Keep the wording of each record exactly the same when you repeat it, and leave out pictures.

━━━━━━━━━━━━━━━━━━━━

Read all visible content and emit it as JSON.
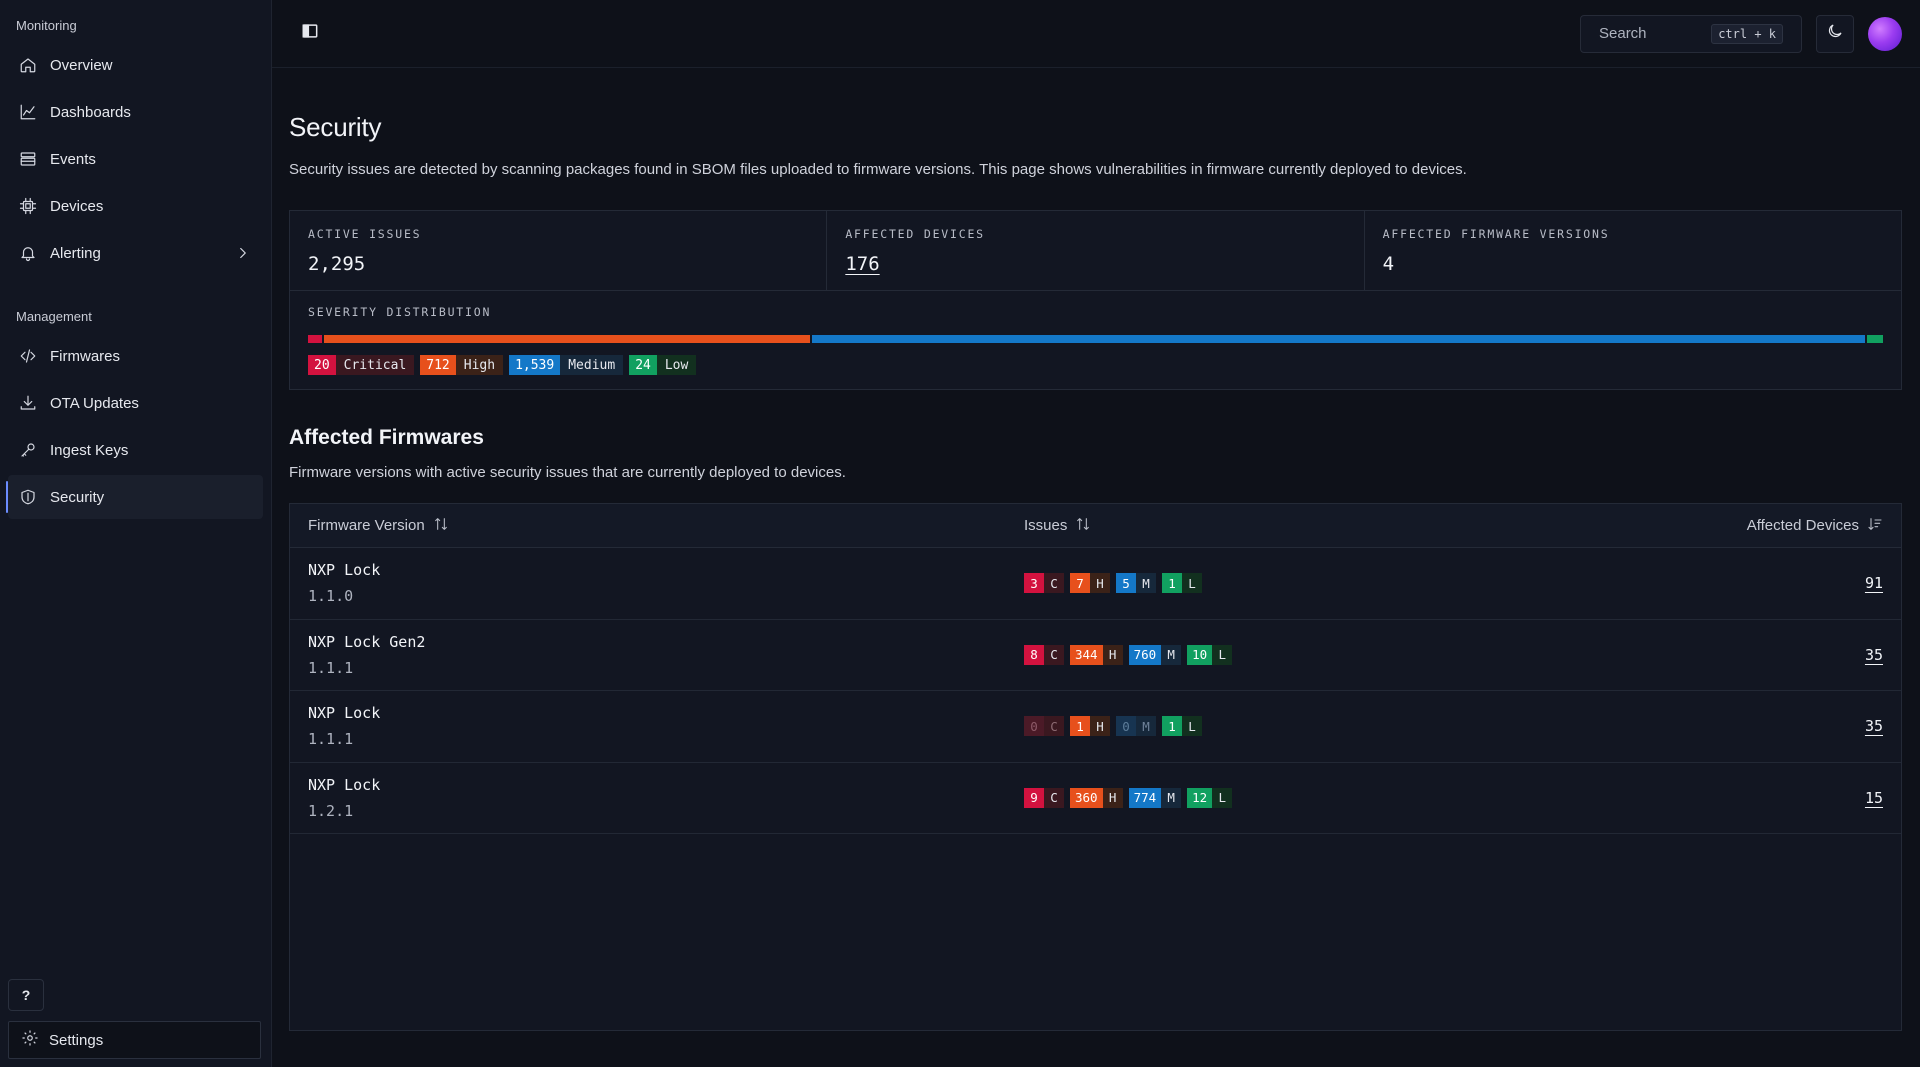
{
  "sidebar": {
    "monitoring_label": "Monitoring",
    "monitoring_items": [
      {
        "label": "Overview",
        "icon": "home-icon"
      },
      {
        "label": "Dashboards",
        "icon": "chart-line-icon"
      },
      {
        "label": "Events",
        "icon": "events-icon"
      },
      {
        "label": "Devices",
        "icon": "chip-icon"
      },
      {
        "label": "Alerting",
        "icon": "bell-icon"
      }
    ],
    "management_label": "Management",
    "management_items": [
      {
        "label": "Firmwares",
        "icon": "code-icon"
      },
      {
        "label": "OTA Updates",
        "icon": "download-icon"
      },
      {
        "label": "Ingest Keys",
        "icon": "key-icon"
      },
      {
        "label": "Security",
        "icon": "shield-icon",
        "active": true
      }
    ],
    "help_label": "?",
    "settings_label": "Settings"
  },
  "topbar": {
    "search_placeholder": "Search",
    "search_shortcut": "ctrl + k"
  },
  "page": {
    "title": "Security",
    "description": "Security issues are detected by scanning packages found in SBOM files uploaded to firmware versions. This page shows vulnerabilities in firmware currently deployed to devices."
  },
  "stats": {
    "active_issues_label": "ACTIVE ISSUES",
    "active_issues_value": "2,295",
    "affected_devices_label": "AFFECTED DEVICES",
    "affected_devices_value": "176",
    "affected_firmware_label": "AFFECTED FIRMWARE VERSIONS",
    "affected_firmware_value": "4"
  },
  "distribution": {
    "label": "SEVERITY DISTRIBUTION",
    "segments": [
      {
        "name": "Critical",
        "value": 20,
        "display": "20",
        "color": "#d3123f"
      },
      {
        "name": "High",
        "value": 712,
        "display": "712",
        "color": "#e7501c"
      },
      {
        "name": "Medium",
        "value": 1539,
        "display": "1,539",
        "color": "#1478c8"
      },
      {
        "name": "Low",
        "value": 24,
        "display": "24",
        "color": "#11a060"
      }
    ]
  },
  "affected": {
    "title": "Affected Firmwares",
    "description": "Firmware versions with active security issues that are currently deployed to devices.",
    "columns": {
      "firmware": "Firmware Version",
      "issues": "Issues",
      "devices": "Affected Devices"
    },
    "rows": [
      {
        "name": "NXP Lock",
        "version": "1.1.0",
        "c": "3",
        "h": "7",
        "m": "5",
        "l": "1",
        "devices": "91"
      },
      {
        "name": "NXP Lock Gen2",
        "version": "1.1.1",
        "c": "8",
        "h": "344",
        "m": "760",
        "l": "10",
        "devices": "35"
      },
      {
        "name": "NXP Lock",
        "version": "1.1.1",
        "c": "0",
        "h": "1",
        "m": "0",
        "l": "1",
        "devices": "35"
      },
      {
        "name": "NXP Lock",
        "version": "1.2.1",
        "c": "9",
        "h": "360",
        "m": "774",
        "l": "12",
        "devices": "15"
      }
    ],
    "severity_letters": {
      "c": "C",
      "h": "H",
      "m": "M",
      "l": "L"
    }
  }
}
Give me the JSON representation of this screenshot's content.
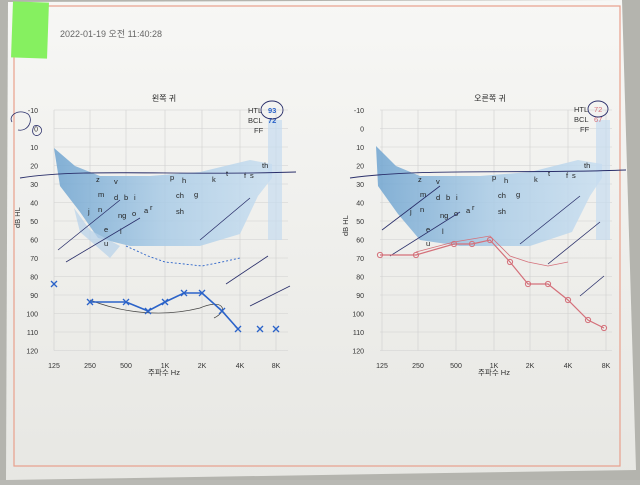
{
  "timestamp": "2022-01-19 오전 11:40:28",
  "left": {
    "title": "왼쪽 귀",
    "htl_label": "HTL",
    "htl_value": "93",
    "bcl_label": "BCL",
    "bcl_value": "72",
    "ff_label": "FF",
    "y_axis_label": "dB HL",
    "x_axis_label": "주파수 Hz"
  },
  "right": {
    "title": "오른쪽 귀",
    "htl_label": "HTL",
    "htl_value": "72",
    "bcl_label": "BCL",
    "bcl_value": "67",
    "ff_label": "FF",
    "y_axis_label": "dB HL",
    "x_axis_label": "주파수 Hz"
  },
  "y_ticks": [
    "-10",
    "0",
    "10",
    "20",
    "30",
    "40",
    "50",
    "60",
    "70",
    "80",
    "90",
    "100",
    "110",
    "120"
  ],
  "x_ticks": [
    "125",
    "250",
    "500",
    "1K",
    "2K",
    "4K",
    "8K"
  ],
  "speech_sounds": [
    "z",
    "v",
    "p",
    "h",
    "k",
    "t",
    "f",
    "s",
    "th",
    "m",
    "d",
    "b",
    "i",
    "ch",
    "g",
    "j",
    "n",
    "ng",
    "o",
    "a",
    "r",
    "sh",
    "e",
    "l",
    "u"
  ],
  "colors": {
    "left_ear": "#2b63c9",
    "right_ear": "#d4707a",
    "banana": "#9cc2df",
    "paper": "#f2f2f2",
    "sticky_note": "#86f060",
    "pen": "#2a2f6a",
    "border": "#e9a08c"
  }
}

━━━━━━━━━━━━━━━━━━━━

:: Exercise solution ::
Read all visible content and emit it as JSON.
{
  "sidebar": {
    "monitoring_label": "Monitoring",
    "monitoring_items": [
      {
        "label": "Overview",
        "icon": "home-icon"
      },
      {
        "label": "Dashboards",
        "icon": "chart-line-icon"
      },
      {
        "label": "Events",
        "icon": "events-icon"
      },
      {
        "label": "Devices",
        "icon": "chip-icon"
      },
      {
        "label": "Alerting",
        "icon": "bell-icon"
      }
    ],
    "management_label": "Management",
    "management_items": [
      {
        "label": "Firmwares",
        "icon": "code-icon"
      },
      {
        "label": "OTA Updates",
        "icon": "download-icon"
      },
      {
        "label": "Ingest Keys",
        "icon": "key-icon"
      },
      {
        "label": "Security",
        "icon": "shield-icon",
        "active": true
      }
    ],
    "help_label": "?",
    "settings_label": "Settings"
  },
  "topbar": {
    "search_placeholder": "Search",
    "search_shortcut": "ctrl + k"
  },
  "page": {
    "title": "Security",
    "description": "Security issues are detected by scanning packages found in SBOM files uploaded to firmware versions. This page shows vulnerabilities in firmware currently deployed to devices."
  },
  "stats": {
    "active_issues_label": "ACTIVE ISSUES",
    "active_issues_value": "2,295",
    "affected_devices_label": "AFFECTED DEVICES",
    "affected_devices_value": "176",
    "affected_firmware_label": "AFFECTED FIRMWARE VERSIONS",
    "affected_firmware_value": "4"
  },
  "distribution": {
    "label": "SEVERITY DISTRIBUTION",
    "segments": [
      {
        "name": "Critical",
        "value": 20,
        "display": "20",
        "color": "#d3123f"
      },
      {
        "name": "High",
        "value": 712,
        "display": "712",
        "color": "#e7501c"
      },
      {
        "name": "Medium",
        "value": 1539,
        "display": "1,539",
        "color": "#1478c8"
      },
      {
        "name": "Low",
        "value": 24,
        "display": "24",
        "color": "#11a060"
      }
    ]
  },
  "affected": {
    "title": "Affected Firmwares",
    "description": "Firmware versions with active security issues that are currently deployed to devices.",
    "columns": {
      "firmware": "Firmware Version",
      "issues": "Issues",
      "devices": "Affected Devices"
    },
    "rows": [
      {
        "name": "NXP Lock",
        "version": "1.1.0",
        "c": "3",
        "h": "7",
        "m": "5",
        "l": "1",
        "devices": "91"
      },
      {
        "name": "NXP Lock Gen2",
        "version": "1.1.1",
        "c": "8",
        "h": "344",
        "m": "760",
        "l": "10",
        "devices": "35"
      },
      {
        "name": "NXP Lock",
        "version": "1.1.1",
        "c": "0",
        "h": "1",
        "m": "0",
        "l": "1",
        "devices": "35"
      },
      {
        "name": "NXP Lock",
        "version": "1.2.1",
        "c": "9",
        "h": "360",
        "m": "774",
        "l": "12",
        "devices": "15"
      }
    ],
    "severity_letters": {
      "c": "C",
      "h": "H",
      "m": "M",
      "l": "L"
    }
  }
}
Give me the JSON representation of this screenshot's content.
{
  "timestamp": "2022-01-19 오전 11:40:28",
  "left": {
    "title": "왼쪽 귀",
    "htl_label": "HTL",
    "htl_value": "93",
    "bcl_label": "BCL",
    "bcl_value": "72",
    "ff_label": "FF",
    "y_axis_label": "dB HL",
    "x_axis_label": "주파수 Hz"
  },
  "right": {
    "title": "오른쪽 귀",
    "htl_label": "HTL",
    "htl_value": "72",
    "bcl_label": "BCL",
    "bcl_value": "67",
    "ff_label": "FF",
    "y_axis_label": "dB HL",
    "x_axis_label": "주파수 Hz"
  },
  "y_ticks": [
    "-10",
    "0",
    "10",
    "20",
    "30",
    "40",
    "50",
    "60",
    "70",
    "80",
    "90",
    "100",
    "110",
    "120"
  ],
  "x_ticks": [
    "125",
    "250",
    "500",
    "1K",
    "2K",
    "4K",
    "8K"
  ],
  "speech_sounds": [
    "z",
    "v",
    "p",
    "h",
    "k",
    "t",
    "f",
    "s",
    "th",
    "m",
    "d",
    "b",
    "i",
    "ch",
    "g",
    "j",
    "n",
    "ng",
    "o",
    "a",
    "r",
    "sh",
    "e",
    "l",
    "u"
  ],
  "colors": {
    "left_ear": "#2b63c9",
    "right_ear": "#d4707a",
    "banana": "#9cc2df",
    "paper": "#f2f2f2",
    "sticky_note": "#86f060",
    "pen": "#2a2f6a",
    "border": "#e9a08c"
  }
}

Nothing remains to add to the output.